*Collected data entries:*

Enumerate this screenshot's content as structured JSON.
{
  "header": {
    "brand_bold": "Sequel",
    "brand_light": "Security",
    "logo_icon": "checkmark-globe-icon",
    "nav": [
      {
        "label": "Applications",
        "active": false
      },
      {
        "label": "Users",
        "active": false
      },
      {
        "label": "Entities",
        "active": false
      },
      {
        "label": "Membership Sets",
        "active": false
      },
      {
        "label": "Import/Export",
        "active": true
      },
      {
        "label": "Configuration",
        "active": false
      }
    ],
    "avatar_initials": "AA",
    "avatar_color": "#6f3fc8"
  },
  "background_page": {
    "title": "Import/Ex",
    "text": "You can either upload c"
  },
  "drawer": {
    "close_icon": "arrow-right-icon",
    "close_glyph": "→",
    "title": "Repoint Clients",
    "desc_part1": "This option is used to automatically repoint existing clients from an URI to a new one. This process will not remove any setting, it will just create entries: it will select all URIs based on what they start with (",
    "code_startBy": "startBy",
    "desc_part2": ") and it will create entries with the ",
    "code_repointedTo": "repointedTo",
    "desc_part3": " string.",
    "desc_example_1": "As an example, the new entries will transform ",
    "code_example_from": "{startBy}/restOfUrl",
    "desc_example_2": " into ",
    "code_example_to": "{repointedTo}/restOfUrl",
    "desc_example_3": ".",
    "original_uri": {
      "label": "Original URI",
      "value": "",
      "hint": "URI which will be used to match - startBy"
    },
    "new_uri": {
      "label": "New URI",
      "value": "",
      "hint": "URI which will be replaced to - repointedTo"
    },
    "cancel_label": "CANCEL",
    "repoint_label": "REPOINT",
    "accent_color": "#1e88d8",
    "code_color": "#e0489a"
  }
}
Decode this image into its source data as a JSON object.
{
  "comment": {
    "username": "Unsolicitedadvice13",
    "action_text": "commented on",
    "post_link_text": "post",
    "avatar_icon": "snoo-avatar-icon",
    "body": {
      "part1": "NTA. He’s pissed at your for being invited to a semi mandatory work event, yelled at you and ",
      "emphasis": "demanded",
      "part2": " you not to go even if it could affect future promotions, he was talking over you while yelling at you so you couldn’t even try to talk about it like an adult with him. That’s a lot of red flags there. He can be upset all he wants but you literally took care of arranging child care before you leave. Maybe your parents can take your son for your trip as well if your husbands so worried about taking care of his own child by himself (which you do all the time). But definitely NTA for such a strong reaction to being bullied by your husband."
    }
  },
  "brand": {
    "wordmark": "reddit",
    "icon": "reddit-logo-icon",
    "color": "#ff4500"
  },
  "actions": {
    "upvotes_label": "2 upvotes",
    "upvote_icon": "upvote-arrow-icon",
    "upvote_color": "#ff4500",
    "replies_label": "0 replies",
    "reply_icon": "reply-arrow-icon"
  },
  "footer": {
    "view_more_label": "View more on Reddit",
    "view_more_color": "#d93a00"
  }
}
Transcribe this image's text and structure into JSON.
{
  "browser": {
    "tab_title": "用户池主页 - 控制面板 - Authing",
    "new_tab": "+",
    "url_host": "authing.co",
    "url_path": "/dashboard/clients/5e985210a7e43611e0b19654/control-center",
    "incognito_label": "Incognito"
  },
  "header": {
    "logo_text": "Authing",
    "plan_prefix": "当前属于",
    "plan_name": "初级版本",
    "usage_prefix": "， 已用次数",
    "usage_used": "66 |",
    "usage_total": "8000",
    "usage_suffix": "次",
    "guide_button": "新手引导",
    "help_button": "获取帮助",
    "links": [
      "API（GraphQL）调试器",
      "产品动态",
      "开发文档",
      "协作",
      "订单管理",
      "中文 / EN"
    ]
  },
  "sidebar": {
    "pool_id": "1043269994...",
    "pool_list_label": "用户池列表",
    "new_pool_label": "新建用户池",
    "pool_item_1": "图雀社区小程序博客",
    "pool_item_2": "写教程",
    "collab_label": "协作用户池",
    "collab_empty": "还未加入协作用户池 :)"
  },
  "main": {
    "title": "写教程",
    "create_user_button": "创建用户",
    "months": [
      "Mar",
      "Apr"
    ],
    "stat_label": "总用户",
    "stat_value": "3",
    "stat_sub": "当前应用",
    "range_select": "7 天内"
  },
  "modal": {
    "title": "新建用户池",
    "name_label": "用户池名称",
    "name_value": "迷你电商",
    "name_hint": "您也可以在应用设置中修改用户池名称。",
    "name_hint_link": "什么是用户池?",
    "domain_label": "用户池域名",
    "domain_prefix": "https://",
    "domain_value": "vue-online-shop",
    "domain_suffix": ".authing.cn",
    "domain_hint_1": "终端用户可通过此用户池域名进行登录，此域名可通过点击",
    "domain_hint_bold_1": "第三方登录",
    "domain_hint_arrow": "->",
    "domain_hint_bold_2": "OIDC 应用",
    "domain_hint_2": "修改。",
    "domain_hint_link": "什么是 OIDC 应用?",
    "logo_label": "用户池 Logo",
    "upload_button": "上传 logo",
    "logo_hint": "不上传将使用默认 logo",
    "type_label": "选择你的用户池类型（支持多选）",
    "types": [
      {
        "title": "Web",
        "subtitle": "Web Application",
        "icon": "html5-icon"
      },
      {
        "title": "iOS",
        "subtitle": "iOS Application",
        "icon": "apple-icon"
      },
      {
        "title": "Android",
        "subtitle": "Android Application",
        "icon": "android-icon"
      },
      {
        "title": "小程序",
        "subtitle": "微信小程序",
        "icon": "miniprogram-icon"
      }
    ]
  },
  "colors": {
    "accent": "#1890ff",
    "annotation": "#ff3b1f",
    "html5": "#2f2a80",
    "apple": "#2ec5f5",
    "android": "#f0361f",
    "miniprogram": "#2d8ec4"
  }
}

*REQUIREMENTS:* Work out the number of lines in this listing that include the word "image". Reply with that number only.

*REPLY:* 2